[What is asked]
Gather, from the data below, each line in which the word "plain" occurs.

[Exercise inputs]
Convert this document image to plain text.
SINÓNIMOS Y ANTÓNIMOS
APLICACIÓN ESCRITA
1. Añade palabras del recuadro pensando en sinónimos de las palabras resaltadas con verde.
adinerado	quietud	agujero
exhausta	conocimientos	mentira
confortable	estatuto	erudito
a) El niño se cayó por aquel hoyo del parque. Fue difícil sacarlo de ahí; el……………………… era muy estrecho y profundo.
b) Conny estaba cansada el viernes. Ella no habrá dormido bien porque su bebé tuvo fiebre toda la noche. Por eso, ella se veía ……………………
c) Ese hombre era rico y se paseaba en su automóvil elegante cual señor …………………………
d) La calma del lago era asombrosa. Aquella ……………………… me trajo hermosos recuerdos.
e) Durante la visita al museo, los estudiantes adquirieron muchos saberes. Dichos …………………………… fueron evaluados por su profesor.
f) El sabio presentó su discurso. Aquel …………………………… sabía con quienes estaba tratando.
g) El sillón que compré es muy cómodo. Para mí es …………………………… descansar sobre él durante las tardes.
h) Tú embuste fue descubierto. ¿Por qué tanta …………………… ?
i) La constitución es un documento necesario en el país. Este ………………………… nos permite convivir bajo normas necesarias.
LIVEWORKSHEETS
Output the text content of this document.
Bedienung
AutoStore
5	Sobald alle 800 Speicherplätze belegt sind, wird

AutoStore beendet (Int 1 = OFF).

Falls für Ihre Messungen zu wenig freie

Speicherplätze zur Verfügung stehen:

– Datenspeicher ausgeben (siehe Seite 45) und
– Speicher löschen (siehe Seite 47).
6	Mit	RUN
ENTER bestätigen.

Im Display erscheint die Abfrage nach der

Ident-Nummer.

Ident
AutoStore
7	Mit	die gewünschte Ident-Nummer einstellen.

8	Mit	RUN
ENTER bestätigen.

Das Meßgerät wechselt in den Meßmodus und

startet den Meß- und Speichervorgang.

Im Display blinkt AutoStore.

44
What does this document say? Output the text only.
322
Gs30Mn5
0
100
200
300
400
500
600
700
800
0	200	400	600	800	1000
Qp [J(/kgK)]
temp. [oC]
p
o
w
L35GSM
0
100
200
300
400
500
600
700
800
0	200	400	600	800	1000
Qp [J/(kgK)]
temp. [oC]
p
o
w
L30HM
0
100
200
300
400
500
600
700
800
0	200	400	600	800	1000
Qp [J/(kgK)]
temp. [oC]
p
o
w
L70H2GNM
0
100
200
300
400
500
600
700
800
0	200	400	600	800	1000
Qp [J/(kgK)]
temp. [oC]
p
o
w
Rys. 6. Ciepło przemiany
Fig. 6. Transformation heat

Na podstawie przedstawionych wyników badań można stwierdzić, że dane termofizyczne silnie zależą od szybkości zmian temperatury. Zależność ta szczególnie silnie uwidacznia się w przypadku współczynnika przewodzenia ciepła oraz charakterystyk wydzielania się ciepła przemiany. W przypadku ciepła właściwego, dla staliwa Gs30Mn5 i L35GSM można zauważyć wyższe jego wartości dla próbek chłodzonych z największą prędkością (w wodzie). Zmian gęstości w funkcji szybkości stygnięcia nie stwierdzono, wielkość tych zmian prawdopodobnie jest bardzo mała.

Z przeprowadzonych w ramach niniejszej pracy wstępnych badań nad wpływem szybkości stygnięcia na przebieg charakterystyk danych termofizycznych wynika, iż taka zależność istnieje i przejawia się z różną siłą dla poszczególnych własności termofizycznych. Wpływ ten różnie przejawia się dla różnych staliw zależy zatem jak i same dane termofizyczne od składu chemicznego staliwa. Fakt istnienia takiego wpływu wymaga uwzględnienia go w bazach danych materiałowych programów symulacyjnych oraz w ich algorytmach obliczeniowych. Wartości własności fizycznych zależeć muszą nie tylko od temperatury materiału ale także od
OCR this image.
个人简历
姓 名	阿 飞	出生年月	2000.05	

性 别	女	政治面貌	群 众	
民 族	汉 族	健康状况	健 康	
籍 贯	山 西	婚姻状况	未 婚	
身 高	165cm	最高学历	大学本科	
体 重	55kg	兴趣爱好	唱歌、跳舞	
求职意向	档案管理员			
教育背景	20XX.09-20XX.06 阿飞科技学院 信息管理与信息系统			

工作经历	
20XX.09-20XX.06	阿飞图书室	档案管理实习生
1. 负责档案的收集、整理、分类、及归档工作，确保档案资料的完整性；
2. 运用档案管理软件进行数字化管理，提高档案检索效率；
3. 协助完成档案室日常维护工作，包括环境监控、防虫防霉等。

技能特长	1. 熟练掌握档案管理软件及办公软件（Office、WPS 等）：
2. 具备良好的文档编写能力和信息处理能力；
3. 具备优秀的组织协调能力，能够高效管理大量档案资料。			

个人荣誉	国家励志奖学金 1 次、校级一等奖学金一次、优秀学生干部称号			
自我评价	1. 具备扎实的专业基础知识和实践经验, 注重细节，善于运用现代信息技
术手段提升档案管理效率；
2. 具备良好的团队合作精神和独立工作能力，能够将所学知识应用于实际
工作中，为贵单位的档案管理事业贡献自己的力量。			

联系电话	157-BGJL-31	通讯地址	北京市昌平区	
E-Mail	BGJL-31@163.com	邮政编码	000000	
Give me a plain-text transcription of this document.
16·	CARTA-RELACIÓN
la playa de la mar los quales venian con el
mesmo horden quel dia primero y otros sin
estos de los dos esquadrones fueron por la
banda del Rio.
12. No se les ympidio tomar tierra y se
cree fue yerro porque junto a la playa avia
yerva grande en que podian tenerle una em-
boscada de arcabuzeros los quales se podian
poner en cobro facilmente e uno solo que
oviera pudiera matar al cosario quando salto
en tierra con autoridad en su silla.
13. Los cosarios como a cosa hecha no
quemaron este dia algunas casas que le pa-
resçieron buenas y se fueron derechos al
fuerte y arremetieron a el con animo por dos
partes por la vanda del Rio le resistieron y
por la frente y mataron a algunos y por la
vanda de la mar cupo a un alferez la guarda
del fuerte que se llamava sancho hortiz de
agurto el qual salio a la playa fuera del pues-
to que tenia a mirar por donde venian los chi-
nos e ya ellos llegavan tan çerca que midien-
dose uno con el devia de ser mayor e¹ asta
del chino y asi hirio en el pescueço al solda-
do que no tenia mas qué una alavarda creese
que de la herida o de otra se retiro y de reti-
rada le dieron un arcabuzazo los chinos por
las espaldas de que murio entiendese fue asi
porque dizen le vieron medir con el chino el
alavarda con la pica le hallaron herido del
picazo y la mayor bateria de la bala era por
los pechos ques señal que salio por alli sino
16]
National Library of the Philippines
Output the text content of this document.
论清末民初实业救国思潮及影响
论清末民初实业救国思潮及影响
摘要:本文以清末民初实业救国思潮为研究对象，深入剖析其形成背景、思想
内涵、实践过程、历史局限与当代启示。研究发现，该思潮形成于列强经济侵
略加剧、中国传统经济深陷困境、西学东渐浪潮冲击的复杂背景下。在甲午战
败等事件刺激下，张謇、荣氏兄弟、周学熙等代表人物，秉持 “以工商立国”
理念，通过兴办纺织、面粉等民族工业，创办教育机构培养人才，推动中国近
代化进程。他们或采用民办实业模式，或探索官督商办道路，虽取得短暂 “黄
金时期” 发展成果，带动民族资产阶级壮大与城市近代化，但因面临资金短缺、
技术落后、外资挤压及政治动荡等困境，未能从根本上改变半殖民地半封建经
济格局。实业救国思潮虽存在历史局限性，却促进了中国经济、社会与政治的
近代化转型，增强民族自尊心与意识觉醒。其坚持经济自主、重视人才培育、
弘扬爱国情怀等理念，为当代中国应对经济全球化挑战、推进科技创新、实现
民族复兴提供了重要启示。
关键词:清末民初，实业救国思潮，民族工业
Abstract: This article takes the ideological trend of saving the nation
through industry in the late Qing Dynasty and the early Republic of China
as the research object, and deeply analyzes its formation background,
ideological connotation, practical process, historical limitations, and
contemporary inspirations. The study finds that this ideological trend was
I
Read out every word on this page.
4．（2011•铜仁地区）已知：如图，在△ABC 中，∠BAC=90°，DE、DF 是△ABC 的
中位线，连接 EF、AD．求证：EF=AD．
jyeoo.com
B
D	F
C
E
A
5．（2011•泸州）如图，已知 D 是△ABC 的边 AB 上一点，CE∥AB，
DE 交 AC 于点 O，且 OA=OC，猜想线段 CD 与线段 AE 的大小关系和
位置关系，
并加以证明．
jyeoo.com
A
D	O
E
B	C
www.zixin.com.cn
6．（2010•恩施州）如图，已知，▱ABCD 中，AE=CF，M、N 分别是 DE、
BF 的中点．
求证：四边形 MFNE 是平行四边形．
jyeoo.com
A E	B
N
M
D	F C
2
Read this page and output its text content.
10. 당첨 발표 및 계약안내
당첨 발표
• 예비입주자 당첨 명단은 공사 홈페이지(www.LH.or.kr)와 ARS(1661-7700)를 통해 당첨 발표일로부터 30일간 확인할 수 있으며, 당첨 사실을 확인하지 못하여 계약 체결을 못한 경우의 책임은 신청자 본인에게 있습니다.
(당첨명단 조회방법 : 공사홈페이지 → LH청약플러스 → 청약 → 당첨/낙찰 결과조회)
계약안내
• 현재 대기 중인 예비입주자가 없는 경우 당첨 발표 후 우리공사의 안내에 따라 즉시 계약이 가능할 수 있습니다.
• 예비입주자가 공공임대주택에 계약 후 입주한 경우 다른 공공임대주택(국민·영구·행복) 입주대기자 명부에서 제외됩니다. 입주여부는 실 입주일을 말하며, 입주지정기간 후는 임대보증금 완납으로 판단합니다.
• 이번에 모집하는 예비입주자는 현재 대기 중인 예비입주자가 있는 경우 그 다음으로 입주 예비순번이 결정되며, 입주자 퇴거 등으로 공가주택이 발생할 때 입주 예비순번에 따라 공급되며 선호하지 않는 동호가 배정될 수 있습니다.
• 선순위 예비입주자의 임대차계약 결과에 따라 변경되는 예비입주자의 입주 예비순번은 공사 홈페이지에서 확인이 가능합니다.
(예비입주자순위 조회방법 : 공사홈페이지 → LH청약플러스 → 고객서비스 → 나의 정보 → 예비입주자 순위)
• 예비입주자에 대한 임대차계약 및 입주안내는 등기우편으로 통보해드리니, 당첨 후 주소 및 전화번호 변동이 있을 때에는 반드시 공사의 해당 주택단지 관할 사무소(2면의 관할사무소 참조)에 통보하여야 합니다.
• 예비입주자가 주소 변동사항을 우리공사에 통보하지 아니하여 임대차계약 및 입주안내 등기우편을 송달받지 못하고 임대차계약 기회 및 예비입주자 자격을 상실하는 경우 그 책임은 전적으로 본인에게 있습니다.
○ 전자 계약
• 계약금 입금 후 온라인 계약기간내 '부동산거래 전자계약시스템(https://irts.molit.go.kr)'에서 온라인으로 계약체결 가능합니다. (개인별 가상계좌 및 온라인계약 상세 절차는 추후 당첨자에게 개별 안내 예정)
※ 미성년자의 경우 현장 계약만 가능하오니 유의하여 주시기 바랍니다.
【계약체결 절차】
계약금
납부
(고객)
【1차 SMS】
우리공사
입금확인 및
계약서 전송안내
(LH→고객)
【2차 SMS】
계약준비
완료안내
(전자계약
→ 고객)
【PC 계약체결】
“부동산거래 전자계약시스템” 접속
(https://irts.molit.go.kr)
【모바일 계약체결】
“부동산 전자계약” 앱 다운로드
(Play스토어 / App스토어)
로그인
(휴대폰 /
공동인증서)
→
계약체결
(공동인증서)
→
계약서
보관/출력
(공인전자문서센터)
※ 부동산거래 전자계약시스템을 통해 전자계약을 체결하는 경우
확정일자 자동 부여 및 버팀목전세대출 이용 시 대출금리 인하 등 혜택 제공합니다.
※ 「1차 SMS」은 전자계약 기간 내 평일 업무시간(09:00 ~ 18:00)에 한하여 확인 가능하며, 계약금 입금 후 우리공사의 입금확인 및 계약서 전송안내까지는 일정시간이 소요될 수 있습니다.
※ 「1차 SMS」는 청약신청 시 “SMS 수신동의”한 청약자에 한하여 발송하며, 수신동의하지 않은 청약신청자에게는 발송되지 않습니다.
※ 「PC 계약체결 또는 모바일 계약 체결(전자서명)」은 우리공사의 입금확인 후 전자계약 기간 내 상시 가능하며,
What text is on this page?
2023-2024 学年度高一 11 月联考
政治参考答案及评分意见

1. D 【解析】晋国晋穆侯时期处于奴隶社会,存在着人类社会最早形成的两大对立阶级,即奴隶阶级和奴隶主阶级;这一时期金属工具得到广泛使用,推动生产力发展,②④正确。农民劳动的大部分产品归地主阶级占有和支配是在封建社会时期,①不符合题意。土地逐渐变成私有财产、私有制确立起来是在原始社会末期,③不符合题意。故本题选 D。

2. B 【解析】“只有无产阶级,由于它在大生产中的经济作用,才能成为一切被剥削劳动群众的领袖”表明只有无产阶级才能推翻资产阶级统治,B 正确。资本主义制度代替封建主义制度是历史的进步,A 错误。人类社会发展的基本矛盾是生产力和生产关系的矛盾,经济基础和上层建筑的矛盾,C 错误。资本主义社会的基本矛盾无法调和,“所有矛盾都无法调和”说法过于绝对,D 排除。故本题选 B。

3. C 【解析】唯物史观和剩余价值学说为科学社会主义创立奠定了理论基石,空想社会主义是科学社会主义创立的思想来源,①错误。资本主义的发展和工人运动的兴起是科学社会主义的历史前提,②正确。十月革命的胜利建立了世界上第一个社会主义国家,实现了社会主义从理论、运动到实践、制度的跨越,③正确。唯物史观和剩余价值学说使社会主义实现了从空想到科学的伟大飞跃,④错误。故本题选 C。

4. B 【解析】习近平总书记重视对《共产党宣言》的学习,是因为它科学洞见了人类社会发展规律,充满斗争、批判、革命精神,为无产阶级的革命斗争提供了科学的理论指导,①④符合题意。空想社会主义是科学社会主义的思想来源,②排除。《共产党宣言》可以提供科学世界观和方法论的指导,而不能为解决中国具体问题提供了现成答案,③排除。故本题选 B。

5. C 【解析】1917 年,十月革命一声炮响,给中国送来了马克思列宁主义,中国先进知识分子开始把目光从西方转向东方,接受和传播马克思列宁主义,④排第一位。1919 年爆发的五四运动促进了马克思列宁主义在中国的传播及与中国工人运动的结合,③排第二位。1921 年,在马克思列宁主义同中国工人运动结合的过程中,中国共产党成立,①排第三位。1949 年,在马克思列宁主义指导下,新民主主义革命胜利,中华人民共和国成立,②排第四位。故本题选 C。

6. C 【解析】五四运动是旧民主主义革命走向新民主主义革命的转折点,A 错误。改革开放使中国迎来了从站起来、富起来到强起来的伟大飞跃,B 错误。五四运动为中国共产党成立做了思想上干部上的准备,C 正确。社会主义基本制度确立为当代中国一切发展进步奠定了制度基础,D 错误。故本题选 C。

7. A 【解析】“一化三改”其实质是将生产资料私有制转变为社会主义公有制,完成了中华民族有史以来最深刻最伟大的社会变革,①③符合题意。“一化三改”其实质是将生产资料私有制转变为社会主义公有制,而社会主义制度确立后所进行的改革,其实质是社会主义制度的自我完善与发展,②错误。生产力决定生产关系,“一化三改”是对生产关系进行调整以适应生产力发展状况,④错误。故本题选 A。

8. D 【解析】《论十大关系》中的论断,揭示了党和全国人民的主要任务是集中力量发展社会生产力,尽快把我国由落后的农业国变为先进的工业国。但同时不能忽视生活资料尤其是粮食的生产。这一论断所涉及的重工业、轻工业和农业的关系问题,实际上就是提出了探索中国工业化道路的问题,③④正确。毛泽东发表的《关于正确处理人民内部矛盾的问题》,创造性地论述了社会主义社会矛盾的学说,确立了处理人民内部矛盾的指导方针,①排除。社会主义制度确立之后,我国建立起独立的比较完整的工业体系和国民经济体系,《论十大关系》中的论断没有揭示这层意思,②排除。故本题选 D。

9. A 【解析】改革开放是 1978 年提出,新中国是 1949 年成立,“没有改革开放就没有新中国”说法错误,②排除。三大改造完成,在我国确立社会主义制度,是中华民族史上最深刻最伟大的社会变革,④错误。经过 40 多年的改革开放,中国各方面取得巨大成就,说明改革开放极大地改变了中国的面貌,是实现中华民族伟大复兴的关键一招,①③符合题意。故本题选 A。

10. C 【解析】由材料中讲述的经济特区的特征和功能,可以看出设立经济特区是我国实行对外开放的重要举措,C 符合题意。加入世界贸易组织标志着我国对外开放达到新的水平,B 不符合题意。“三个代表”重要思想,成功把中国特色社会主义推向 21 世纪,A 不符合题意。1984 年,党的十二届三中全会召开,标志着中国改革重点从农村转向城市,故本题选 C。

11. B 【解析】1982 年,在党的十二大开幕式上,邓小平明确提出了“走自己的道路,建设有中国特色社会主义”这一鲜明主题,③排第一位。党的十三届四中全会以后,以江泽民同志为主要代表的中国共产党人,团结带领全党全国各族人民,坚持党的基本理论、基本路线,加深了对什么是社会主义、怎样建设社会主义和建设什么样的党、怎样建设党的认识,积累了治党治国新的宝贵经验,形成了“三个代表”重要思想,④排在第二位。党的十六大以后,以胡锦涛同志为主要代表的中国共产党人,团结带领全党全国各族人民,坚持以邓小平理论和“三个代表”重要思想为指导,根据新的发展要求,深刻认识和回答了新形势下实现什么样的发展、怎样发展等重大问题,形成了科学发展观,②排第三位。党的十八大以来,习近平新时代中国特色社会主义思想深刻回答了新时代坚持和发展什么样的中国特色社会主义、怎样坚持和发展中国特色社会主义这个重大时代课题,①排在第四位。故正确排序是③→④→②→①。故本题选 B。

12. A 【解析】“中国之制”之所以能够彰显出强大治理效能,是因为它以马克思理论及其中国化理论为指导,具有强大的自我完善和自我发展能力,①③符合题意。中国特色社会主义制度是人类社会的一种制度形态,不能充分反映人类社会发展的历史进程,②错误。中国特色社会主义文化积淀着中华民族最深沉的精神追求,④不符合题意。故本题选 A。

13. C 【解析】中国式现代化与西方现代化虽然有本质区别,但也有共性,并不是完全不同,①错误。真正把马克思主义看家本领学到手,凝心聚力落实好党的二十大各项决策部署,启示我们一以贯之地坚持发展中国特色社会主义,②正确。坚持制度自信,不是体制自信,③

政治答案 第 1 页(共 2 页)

[Task answer]
Convert this document image to plain text.
Give me a plain-text transcription of this document.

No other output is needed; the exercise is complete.